■ **Document extract**
----------------

And I don't think this patch is appropriate for following reasons:
1. This patch increases vector workload in machine since 
     it convert scalar load + vmv.v.x into vmv.v.i + vsll.vi.
2. For multi-issue OoO machine, scalar instructions are very cheap
    when they are located in vector codegen. For example a sequence
    like this:
      scalar insn
      scalar insn
      vector insn
      scalar insn
      vector insn
      ....
      In such situation, we can issue multiple instructions simultaneously,
      and the latency of scalar instructions will be hided so scalar instruction
      is cheap. Wheras this patch increasing vector pipeline workload is not
      friendly to OoO machine what I mentioned above.
3.   I can image the only benefit of this patch is that we can reduce scalar register pressure
      in some extreme circumstances. However, I don't this benefit is "real" since GCC should
      well schedule the instruction sequence when we well tune the vector instructions scheduling  
      model and cost model to make such register live range very short when the scalar register
      pressure is very high.

Overal, I disagree with this patch.

Thanks.


juzhe.zhong@rivai.ai
 
From: Andrew Waterman
Date: 2023-05-31 04:18
To: Robin Dapp
CC: gcc-patches; Kito Cheng; palmer; juzhe.zhong@rivai.ai; jeffreyalaw
Subject: Re: [PATCH] RISC-V: Synthesize power-of-two constants.
This turns out to be a de-optimization for implementations with any
amount of temporal execution (which is most machines with LMUL > 1 and
even some machines with LMUL <= 1).  Scalar instructions are generally
cheaper than multi-cycle-occupancy vector operations, so reducing
scalar work by increasing vector work is normally not a good tradeoff.
(And even if the vector instruction has unit occupancy, it likely
burns a bit more energy.)  The best generic scheme to load 143 into
all elements of a vector register is to first load 143 into a scalar
register, then use vmv.v.x.  If the proposed scheme is profitable on
some implementations in some circumstances, it should probably be
enabled only when tuning for that implementation.
 
 
On Tue, May 30, 2023 at 12:14 PM Robin Dapp via Gcc-patches
<gcc-patches@gcc.gnu.org> wrote:
>
> Hi,
>
> I figured I'd send this patch that I quickly hacked together some
> days back.  It's likely going to be controversial because we don't
> have vector costs in place at all yet and even with costs it's
> probably debatable as the emitted sequence is longer :)

----------------

■ **Raw records**
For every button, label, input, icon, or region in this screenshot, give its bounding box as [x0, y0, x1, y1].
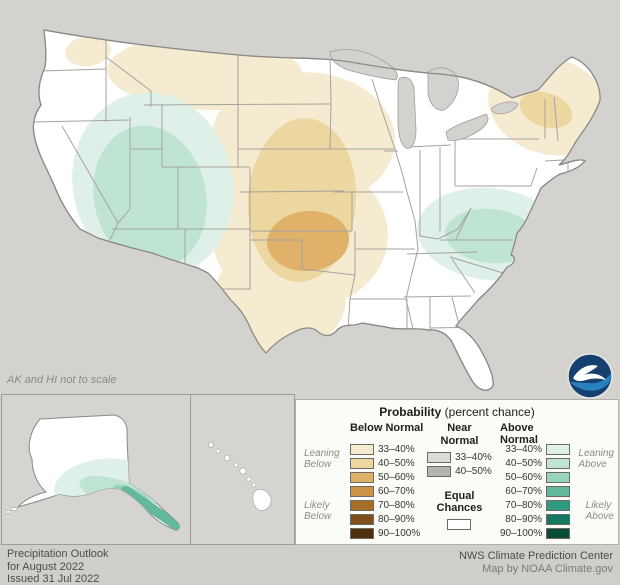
legend-swatch — [350, 513, 374, 525]
leaning-above-label: Leaning Above — [578, 448, 614, 470]
legend-row: 70–80% — [500, 498, 570, 512]
equal-chances-label: Equal Chances — [436, 490, 483, 514]
legend-range-label: 50–60% — [505, 471, 542, 483]
below-normal-header: Below Normal — [350, 422, 424, 434]
legend-row: 70–80% — [350, 498, 425, 512]
legend-swatch — [546, 499, 570, 511]
hawaii-islands — [208, 442, 272, 511]
hawaii-map — [208, 442, 272, 511]
footer-bar: Precipitation Outlook for August 2022 Is… — [0, 545, 620, 585]
leaning-below-label: Leaning Below — [304, 448, 340, 470]
legend-range-label: 40–50% — [455, 465, 492, 477]
near-normal-column: Near Normal 33–40% 40–50% Equal Chances — [425, 422, 494, 540]
footer-credit-2: Map by NOAA Climate.gov — [482, 563, 613, 575]
legend-row: 40–50% — [500, 456, 570, 470]
footer-line-1: Precipitation Outlook — [7, 548, 109, 560]
aleutian-islands — [5, 507, 18, 514]
legend-swatch — [546, 513, 570, 525]
legend-row: 40–50% — [425, 464, 494, 478]
legend-range-label: 33–40% — [378, 443, 415, 455]
legend-row: 33–40% — [425, 450, 494, 464]
legend-range-label: 80–90% — [505, 513, 542, 525]
legend-range-label: 80–90% — [378, 513, 415, 525]
legend-row: 50–60% — [350, 470, 425, 484]
lake-ontario — [491, 101, 519, 115]
footer-credits: NWS Climate Prediction Center Map by NOA… — [459, 550, 613, 576]
legend-range-label: 50–60% — [378, 471, 415, 483]
legend-swatch — [427, 465, 452, 477]
noaa-logo — [567, 353, 613, 399]
legend-row: 60–70% — [350, 484, 425, 498]
legend-columns: Below Normal 33–40% 40–50% 50–60% 60–70% — [296, 419, 618, 540]
alaska-map — [5, 414, 180, 531]
legend-row: 33–40% — [350, 442, 425, 456]
legend-row: 40–50% — [350, 456, 425, 470]
legend-range-label: 40–50% — [378, 457, 415, 469]
noaa-seagull — [573, 365, 606, 382]
above-normal-column: Above Normal 33–40% 40–50% 50–60% 60–70% — [494, 422, 614, 540]
alaska-inset — [1, 394, 191, 545]
legend-swatch — [546, 471, 570, 483]
likely-below-label: Likely Below — [304, 500, 332, 522]
below-normal-column: Below Normal 33–40% 40–50% 50–60% 60–70% — [302, 422, 425, 540]
likely-above-label: Likely Above — [585, 500, 614, 522]
us-outline — [32, 29, 601, 391]
legend-panel: Probability (percent chance) Below Norma… — [295, 399, 619, 545]
legend-row: 90–100% — [350, 526, 425, 540]
above-normal-header: Above Normal — [500, 422, 538, 446]
lake-michigan — [397, 76, 417, 149]
below-normal-50-60 — [267, 210, 349, 272]
legend-swatch — [427, 451, 452, 463]
legend-range-label: 90–100% — [500, 527, 543, 539]
state-borders — [33, 33, 582, 331]
legend-range-label: 33–40% — [505, 443, 542, 455]
legend-range-label: 70–80% — [505, 499, 542, 511]
legend-swatch — [350, 485, 374, 497]
legend-swatch — [350, 457, 374, 469]
noaa-wave — [570, 372, 611, 391]
legend-swatch — [350, 499, 374, 511]
legend-row: 33–40% — [500, 442, 570, 456]
lake-huron — [427, 67, 459, 111]
footer-credit-1: NWS Climate Prediction Center — [458, 550, 613, 562]
scale-note: AK and HI not to scale — [7, 374, 117, 386]
near-normal-header: Near Normal — [440, 422, 479, 447]
hawaii-inset — [190, 394, 295, 545]
legend-swatch — [546, 457, 570, 469]
legend-swatch — [546, 485, 570, 497]
legend-row: 50–60% — [500, 470, 570, 484]
legend-range-label: 33–40% — [455, 451, 492, 463]
legend-row: 90–100% — [500, 526, 570, 540]
legend-row: 80–90% — [500, 512, 570, 526]
footer-line-2: for August 2022 — [7, 560, 85, 573]
legend-swatch — [546, 443, 570, 455]
legend-swatch — [350, 443, 374, 455]
legend-range-label: 60–70% — [505, 485, 542, 497]
legend-row: 60–70% — [500, 484, 570, 498]
legend-range-label: 40–50% — [505, 457, 542, 469]
footer-line-3: Issued 31 Jul 2022 — [7, 573, 100, 585]
legend-range-label: 60–70% — [378, 485, 415, 497]
legend-title: Probability (percent chance) — [296, 405, 618, 419]
legend-row: 80–90% — [350, 512, 425, 526]
legend-range-label: 90–100% — [378, 527, 421, 539]
legend-swatch — [350, 471, 374, 483]
conus-map — [32, 29, 601, 391]
legend-swatch — [350, 527, 374, 539]
equal-chances-swatch — [447, 519, 472, 530]
legend-range-label: 70–80% — [378, 499, 415, 511]
legend-title-bold: Probability — [379, 405, 442, 419]
legend-title-rest: (percent chance) — [441, 405, 535, 419]
legend-swatch — [546, 527, 570, 539]
footer-title: Precipitation Outlook for August 2022 Is… — [7, 548, 109, 585]
lake-erie — [445, 113, 489, 141]
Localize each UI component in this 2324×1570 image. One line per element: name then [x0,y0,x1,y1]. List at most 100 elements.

----------------

■ **List of tasks**
a: Using the patch discussion on synthesizing power-of-two constants, say whether each statement agrees with it. Answer yes or no for each, and quote the deciding words.
(i) Andrew Waterman considers loading 143 into a scalar register and then using vmv.v.x to be the best generic scheme for filling a vector register with that value.
(ii) The first reply says the patch converts vmv.v.i + vsll.vi into a scalar load + vmv.v.x.
(iii) Andrew Waterman suggests that, if the proposed scheme is profitable on some implementations, it should be enabled only when tuning for that implementation.
b: Extend the patch discussion on synthesizing power-of-two constants, starting after its final sentence.
The lines are separate material and have no connection to the patch discussion.

■ **Answers to the exercise**
a:
(i) Yes: "The best generic scheme to load 143 into all elements of a vector register is to first load 143 into a scalar register, then use vmv.v.x."
(ii) No: "it convert scalar load + vmv.v.x into vmv.v.i + vsll.vi."
(iii) Yes: "it should probably be enabled only when tuning for that implementation."

b:
> I'm willing to defer or ditch it altogether but as it's small and
> localized why not at least discuss it quickly.
>
> For immediates that are powers of two, instead of loading them into a
> GPR and then broadcasting (incurring the scalar-vector latency) we
> can synthesize them with a vmv.vi and a vsll.v.i.  Depending on actual
> costs we could also add more complicated synthesis patterns in the
> future.
>
> Regards
>  Robin
>
> gcc/ChangeLog:
>
>         * config/riscv/riscv-selftests.cc (run_const_vector_selftests):
>         Adjust expectation.
>         * config/riscv/riscv-v.cc (expand_const_vector): Synthesize
>         power-of-two constants.
>
> gcc/testsuite/ChangeLog:
>
>         * gcc.target/riscv/rvv/autovec/vmv-imm-fixed-rv32.c: Adjust test
>         expectation.
>         * gcc.target/riscv/rvv/autovec/vmv-imm-fixed-rv64.c: Dito.
>         * gcc.target/riscv/rvv/autovec/vmv-imm-rv32.c: Dito.
>         * gcc.target/riscv/rvv/autovec/vmv-imm-rv64.c: Dito.
> ---
>  gcc/config/riscv/riscv-selftests.cc           |  9 +++++-
>  gcc/config/riscv/riscv-v.cc                   | 31 +++++++++++++++++++
>  .../riscv/rvv/autovec/vmv-imm-fixed-rv32.c    |  5 +--
>  .../riscv/rvv/autovec/vmv-imm-fixed-rv64.c    |  5 +--
>  .../riscv/rvv/autovec/vmv-imm-rv32.c          |  5 +--
>  .../riscv/rvv/autovec/vmv-imm-rv64.c          |  5 +--
>  6 files changed, 51 insertions(+), 9 deletions(-)
>
> diff --git a/gcc/config/riscv/riscv-selftests.cc b/gcc/config/riscv/riscv-selftests.cc
> index 1bf1a648fa1..21fa460bb1f 100644
> --- a/gcc/config/riscv/riscv-selftests.cc
> +++ b/gcc/config/riscv/riscv-selftests.cc
> @@ -259,9 +259,16 @@ run_const_vector_selftests (void)
>               rtx_insn *insn = get_last_insn ();
>               rtx src = XEXP (SET_SRC (PATTERN (insn)), 1);
>               /* 1. Should be vmv.v.i for in rang of -16 ~ 15.
> -                2. Should be vmv.v.x for exceed -16 ~ 15.  */
> +                2. For 16 (and appropriate higher powers of two)
> +                   expect a shift because we emit a
> +                   vmv.v.i v1, 8 and a
> +                   vsll.v.i v1, v1, 1.
> +                3. Should be vmv.v.x for everything else.  */
>               if (IN_RANGE (val, -16, 15))
>                 ASSERT_TRUE (rtx_equal_p (src, dup));
> +             else if (IN_RANGE (val, 16, 16))
> +               ASSERT_TRUE (GET_CODE (src) == ASHIFT
> +                            && INTVAL (XEXP (src, 1)) == 1);
>               else
>                 ASSERT_TRUE (
>                   rtx_equal_p (src,
> diff --git a/gcc/config/riscv/riscv-v.cc b/gcc/config/riscv/riscv-v.cc
> index b381970140d..b295a48bb9d 100644
> --- a/gcc/config/riscv/riscv-v.cc
> +++ b/gcc/config/riscv/riscv-v.cc
> @@ -560,6 +560,7 @@ expand_const_vector (rtx target, rtx src)
>    rtx elt;
>    if (const_vec_duplicate_p (src, &elt))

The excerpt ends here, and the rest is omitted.